▶ Work to do
Omit any picture, and return the remaining data exactly as written.

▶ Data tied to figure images
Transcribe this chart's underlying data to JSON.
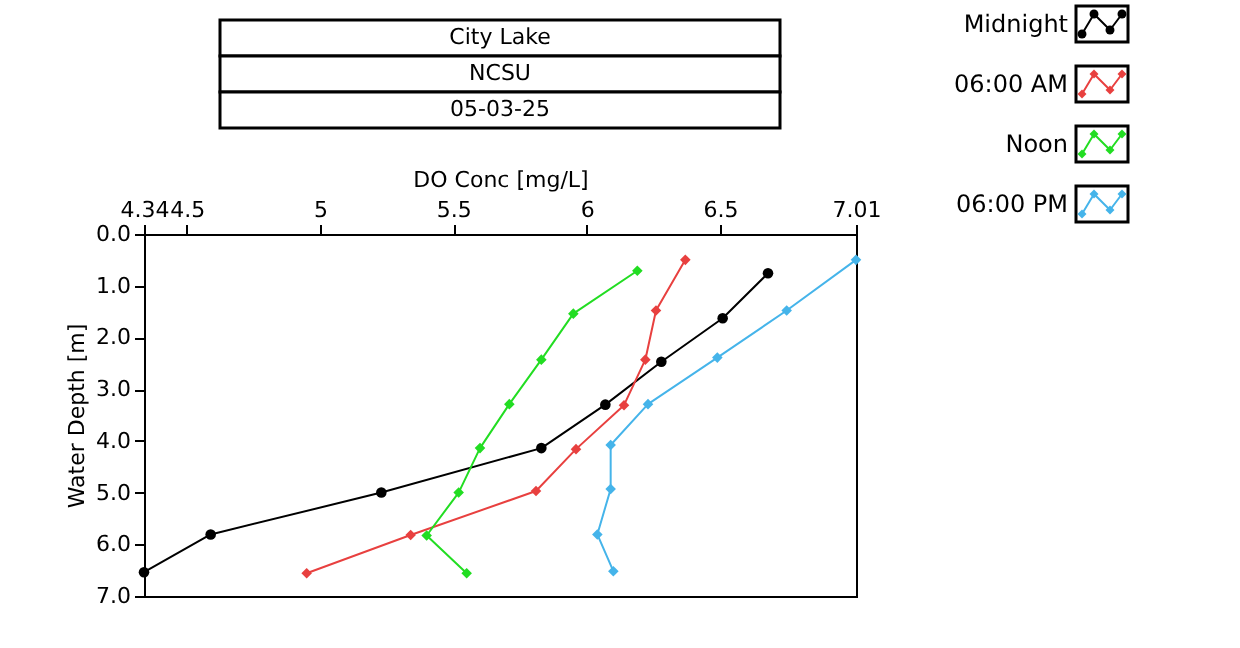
{
  "chart_data": {
    "type": "line",
    "title": "City Lake",
    "subtitle": "NCSU",
    "annotations": [
      "05-03-25"
    ],
    "xlabel": "DO Conc [mg/L]",
    "ylabel": "Water Depth [m]",
    "xlim": [
      4.34,
      7.01
    ],
    "xticks": [
      4.34,
      4.5,
      5,
      5.5,
      6,
      6.5,
      7.01
    ],
    "ylim": [
      7.0,
      0.0
    ],
    "yticks": [
      {
        "value": 0,
        "label": "0.0"
      },
      {
        "value": 1,
        "label": "1.0"
      },
      {
        "value": 2,
        "label": "2.0"
      },
      {
        "value": 3,
        "label": "3.0"
      },
      {
        "value": 4,
        "label": "4.0"
      },
      {
        "value": 5,
        "label": "5.0"
      },
      {
        "value": 6,
        "label": "6.0"
      },
      {
        "value": 7,
        "label": "7.0"
      }
    ],
    "grid": false,
    "legend": "top right",
    "line_style": "solid",
    "series": [
      {
        "name": "Midnight",
        "color": "#000000",
        "marker": "circle",
        "x": [
          6.68,
          6.51,
          6.28,
          6.07,
          5.83,
          5.23,
          4.59,
          4.34
        ],
        "values": [
          0.76,
          1.63,
          2.47,
          3.3,
          4.14,
          5.0,
          5.81,
          6.54
        ]
      },
      {
        "name": "06:00 AM",
        "color": "#e8403f",
        "marker": "diamond",
        "x": [
          6.37,
          6.26,
          6.22,
          6.14,
          5.96,
          5.81,
          5.34,
          4.95
        ],
        "values": [
          0.5,
          1.48,
          2.43,
          3.31,
          4.16,
          4.97,
          5.82,
          6.56
        ]
      },
      {
        "name": "Noon",
        "color": "#22dd22",
        "marker": "diamond",
        "x": [
          6.19,
          5.95,
          5.83,
          5.71,
          5.6,
          5.52,
          5.4,
          5.55
        ],
        "values": [
          0.71,
          1.54,
          2.43,
          3.29,
          4.14,
          5.0,
          5.83,
          6.56
        ]
      },
      {
        "name": "06:00 PM",
        "color": "#45b4ea",
        "marker": "diamond",
        "x": [
          7.01,
          6.75,
          6.49,
          6.23,
          6.09,
          6.09,
          6.04,
          6.1
        ],
        "values": [
          0.5,
          1.48,
          2.39,
          3.29,
          4.08,
          4.93,
          5.81,
          6.52
        ]
      }
    ]
  }
}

▶ Response to the task
Transcribe this chart's underlying data to JSON.
{
  "chart_data": {
    "type": "line",
    "title": "City Lake",
    "subtitle": "NCSU",
    "annotations": [
      "05-03-25"
    ],
    "xlabel": "DO Conc [mg/L]",
    "ylabel": "Water Depth [m]",
    "xlim": [
      4.34,
      7.01
    ],
    "xticks": [
      4.34,
      4.5,
      5,
      5.5,
      6,
      6.5,
      7.01
    ],
    "ylim": [
      7.0,
      0.0
    ],
    "yticks": [
      {
        "value": 0,
        "label": "0.0"
      },
      {
        "value": 1,
        "label": "1.0"
      },
      {
        "value": 2,
        "label": "2.0"
      },
      {
        "value": 3,
        "label": "3.0"
      },
      {
        "value": 4,
        "label": "4.0"
      },
      {
        "value": 5,
        "label": "5.0"
      },
      {
        "value": 6,
        "label": "6.0"
      },
      {
        "value": 7,
        "label": "7.0"
      }
    ],
    "grid": false,
    "legend": "top right",
    "line_style": "solid",
    "series": [
      {
        "name": "Midnight",
        "color": "#000000",
        "marker": "circle",
        "x": [
          6.68,
          6.51,
          6.28,
          6.07,
          5.83,
          5.23,
          4.59,
          4.34
        ],
        "values": [
          0.76,
          1.63,
          2.47,
          3.3,
          4.14,
          5.0,
          5.81,
          6.54
        ]
      },
      {
        "name": "06:00 AM",
        "color": "#e8403f",
        "marker": "diamond",
        "x": [
          6.37,
          6.26,
          6.22,
          6.14,
          5.96,
          5.81,
          5.34,
          4.95
        ],
        "values": [
          0.5,
          1.48,
          2.43,
          3.31,
          4.16,
          4.97,
          5.82,
          6.56
        ]
      },
      {
        "name": "Noon",
        "color": "#22dd22",
        "marker": "diamond",
        "x": [
          6.19,
          5.95,
          5.83,
          5.71,
          5.6,
          5.52,
          5.4,
          5.55
        ],
        "values": [
          0.71,
          1.54,
          2.43,
          3.29,
          4.14,
          5.0,
          5.83,
          6.56
        ]
      },
      {
        "name": "06:00 PM",
        "color": "#45b4ea",
        "marker": "diamond",
        "x": [
          7.01,
          6.75,
          6.49,
          6.23,
          6.09,
          6.09,
          6.04,
          6.1
        ],
        "values": [
          0.5,
          1.48,
          2.39,
          3.29,
          4.08,
          4.93,
          5.81,
          6.52
        ]
      }
    ]
  }
}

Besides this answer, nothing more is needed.